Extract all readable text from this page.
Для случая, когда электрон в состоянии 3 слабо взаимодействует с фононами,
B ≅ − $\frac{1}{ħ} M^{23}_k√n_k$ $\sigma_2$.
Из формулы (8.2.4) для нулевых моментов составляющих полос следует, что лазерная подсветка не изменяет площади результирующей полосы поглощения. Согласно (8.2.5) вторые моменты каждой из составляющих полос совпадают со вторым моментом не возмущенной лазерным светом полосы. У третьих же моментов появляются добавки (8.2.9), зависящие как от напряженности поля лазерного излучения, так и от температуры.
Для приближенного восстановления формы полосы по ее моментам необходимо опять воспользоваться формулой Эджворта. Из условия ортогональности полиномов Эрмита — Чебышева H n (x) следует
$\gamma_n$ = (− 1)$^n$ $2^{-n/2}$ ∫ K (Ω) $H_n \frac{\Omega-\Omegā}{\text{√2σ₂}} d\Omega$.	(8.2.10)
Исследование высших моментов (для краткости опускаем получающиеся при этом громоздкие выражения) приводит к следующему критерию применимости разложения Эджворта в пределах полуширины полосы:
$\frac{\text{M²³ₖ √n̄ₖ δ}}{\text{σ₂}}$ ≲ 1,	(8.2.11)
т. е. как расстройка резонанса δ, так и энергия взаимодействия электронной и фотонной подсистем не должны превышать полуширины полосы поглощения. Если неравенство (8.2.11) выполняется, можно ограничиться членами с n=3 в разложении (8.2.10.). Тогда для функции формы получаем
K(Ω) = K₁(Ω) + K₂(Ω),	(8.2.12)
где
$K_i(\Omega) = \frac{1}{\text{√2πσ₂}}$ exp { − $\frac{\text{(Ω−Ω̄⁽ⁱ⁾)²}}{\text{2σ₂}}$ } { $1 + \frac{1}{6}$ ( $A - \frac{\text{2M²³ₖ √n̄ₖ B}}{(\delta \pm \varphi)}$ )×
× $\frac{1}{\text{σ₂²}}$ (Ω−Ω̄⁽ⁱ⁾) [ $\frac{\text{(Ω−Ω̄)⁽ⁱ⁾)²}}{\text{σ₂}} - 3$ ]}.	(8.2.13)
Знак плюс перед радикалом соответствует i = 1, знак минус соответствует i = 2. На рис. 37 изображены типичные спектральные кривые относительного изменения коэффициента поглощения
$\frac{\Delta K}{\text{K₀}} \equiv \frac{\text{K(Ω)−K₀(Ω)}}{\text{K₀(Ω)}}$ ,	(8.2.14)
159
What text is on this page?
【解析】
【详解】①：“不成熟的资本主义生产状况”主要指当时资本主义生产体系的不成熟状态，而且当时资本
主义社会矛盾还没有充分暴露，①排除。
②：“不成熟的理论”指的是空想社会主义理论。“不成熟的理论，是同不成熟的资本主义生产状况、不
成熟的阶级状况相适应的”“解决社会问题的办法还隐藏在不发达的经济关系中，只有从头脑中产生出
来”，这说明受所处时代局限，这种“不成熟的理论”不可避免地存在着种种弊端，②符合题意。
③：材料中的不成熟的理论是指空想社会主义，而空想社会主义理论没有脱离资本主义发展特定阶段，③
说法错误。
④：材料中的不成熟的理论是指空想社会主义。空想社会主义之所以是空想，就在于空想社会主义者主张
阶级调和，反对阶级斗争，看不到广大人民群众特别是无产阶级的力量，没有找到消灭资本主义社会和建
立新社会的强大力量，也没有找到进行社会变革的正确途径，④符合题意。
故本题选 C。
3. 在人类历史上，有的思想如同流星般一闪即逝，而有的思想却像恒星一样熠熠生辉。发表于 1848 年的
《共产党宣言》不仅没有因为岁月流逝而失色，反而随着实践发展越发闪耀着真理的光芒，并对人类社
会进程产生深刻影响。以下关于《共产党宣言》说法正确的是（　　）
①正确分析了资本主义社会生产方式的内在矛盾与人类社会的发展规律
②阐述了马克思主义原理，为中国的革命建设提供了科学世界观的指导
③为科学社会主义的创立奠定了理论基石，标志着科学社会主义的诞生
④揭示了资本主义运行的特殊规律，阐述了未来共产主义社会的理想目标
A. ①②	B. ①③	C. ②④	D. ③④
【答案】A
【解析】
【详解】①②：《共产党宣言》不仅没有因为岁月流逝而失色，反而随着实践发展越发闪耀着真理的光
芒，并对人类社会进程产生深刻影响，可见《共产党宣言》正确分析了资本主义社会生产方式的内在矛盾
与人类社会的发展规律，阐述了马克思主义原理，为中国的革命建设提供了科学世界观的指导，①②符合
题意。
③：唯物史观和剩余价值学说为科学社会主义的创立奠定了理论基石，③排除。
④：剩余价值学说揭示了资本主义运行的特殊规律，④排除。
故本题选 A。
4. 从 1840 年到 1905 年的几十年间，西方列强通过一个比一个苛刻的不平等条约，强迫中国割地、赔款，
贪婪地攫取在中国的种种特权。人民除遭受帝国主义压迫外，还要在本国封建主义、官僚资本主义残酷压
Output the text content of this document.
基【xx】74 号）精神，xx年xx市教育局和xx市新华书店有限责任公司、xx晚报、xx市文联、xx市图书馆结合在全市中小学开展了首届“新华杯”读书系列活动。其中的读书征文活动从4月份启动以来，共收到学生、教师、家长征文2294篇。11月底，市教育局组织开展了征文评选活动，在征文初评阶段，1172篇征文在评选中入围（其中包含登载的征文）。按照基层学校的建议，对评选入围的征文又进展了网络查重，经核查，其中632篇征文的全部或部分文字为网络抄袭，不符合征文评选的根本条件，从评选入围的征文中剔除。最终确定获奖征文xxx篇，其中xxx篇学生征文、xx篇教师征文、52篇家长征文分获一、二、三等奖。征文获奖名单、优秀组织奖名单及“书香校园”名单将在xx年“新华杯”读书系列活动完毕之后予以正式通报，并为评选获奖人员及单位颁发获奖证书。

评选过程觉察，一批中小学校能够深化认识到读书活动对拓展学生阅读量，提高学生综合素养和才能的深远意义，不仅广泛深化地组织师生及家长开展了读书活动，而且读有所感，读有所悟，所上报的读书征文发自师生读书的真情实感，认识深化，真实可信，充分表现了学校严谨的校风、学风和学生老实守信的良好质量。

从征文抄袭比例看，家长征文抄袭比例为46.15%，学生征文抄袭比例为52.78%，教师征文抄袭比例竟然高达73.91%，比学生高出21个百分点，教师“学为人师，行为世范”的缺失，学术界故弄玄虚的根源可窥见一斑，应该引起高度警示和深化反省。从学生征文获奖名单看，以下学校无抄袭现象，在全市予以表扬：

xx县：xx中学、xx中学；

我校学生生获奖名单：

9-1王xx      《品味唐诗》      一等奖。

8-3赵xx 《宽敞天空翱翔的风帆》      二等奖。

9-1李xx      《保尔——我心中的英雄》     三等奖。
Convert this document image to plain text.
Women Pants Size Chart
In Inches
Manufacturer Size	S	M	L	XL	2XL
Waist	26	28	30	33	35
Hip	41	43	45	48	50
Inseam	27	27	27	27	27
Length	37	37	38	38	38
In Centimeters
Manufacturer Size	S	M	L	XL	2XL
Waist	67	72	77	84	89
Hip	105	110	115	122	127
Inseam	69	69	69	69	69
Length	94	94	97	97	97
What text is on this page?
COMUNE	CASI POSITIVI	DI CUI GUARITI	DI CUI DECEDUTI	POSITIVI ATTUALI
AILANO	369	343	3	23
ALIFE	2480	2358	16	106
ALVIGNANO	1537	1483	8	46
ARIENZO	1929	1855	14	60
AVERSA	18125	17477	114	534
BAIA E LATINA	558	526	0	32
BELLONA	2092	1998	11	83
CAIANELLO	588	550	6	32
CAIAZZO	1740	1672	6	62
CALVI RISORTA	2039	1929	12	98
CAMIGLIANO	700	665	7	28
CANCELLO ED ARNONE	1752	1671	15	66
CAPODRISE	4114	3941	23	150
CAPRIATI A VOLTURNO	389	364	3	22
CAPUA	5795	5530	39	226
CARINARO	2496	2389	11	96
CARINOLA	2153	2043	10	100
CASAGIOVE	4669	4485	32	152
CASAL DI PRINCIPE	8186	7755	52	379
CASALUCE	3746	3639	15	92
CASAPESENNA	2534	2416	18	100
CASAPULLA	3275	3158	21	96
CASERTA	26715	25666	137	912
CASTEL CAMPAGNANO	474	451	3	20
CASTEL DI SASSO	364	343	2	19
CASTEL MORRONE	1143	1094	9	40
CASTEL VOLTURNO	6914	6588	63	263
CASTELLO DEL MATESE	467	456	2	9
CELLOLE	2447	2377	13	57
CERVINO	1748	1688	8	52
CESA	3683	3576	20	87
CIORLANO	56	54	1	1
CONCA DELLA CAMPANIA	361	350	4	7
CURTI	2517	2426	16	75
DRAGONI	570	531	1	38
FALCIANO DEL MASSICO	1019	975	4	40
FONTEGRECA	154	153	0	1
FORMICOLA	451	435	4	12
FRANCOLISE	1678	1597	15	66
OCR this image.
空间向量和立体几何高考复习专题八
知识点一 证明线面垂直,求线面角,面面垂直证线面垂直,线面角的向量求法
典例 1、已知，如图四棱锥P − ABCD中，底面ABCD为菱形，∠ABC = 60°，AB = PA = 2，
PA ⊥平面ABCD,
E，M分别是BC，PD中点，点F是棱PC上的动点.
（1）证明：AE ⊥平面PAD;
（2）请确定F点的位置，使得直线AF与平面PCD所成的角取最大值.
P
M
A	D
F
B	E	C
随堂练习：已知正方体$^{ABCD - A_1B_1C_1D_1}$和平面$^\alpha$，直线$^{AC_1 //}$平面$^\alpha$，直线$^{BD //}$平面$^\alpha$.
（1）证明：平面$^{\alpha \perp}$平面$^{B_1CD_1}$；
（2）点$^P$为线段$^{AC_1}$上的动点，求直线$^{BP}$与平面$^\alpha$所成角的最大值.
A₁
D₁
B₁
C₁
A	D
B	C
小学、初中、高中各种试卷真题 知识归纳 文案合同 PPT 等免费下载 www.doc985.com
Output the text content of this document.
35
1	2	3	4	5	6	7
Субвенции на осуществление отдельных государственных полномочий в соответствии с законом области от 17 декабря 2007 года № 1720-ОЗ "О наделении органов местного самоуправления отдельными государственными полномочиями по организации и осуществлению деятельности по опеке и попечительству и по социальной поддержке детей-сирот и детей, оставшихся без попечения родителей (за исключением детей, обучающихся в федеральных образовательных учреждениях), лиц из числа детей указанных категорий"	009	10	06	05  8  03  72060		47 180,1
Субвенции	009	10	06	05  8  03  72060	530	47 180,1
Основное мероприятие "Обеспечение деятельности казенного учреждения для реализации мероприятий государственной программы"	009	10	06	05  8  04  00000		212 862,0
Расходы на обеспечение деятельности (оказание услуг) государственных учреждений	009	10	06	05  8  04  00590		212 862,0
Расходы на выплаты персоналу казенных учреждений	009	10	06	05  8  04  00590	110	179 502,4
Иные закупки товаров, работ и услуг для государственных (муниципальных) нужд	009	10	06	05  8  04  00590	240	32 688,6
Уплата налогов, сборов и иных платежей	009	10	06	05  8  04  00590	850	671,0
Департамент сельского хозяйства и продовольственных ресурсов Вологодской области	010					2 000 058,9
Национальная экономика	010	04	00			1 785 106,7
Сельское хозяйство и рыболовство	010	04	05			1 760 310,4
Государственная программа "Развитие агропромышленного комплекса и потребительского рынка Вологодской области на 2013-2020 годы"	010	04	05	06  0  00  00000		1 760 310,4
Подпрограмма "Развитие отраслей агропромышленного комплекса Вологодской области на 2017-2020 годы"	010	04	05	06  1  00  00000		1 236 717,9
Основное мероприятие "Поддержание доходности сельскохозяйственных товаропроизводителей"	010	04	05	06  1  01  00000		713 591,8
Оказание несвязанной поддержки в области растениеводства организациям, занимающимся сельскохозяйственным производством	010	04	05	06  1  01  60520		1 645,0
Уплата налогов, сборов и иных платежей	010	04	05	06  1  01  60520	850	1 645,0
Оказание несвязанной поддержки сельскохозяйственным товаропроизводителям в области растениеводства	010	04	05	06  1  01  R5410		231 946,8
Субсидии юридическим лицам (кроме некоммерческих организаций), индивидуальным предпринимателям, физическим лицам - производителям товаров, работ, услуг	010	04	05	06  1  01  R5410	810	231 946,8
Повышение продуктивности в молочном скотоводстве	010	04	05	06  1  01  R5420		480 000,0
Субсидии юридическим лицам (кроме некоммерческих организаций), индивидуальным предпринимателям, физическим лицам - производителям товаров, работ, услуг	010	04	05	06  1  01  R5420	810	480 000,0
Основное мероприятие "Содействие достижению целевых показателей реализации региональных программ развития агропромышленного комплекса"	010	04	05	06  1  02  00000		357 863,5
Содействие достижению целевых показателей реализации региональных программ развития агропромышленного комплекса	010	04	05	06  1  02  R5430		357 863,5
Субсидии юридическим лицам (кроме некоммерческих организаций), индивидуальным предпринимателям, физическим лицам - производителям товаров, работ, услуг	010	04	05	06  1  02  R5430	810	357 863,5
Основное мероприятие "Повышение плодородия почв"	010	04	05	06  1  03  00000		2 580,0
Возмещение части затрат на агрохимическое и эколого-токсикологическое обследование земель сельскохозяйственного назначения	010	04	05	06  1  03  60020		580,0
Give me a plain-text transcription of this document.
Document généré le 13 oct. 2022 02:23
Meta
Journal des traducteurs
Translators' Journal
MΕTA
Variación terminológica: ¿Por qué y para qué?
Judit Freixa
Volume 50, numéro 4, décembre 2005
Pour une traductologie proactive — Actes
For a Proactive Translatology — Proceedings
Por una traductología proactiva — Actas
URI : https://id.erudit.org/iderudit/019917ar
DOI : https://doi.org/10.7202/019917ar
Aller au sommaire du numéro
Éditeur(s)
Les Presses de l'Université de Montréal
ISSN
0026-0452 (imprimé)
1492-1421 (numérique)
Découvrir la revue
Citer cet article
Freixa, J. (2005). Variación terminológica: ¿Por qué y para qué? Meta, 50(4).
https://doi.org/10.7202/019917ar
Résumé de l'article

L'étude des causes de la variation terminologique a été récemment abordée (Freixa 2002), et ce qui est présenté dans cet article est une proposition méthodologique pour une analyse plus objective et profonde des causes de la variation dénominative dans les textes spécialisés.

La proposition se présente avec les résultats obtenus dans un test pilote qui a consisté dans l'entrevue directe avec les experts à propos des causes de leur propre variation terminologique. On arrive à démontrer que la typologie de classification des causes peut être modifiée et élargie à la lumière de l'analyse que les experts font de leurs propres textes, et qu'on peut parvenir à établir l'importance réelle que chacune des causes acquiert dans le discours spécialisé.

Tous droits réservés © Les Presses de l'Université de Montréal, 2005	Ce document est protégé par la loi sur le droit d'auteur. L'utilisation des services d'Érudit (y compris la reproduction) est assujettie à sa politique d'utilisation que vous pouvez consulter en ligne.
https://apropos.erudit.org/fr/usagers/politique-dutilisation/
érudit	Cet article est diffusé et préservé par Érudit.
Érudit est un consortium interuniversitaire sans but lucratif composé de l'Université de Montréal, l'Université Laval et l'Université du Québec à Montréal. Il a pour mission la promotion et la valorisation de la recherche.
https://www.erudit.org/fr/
————
What is the number of lines holding the word "erudit"? State it alone.

COMPLETE ANSWER: 3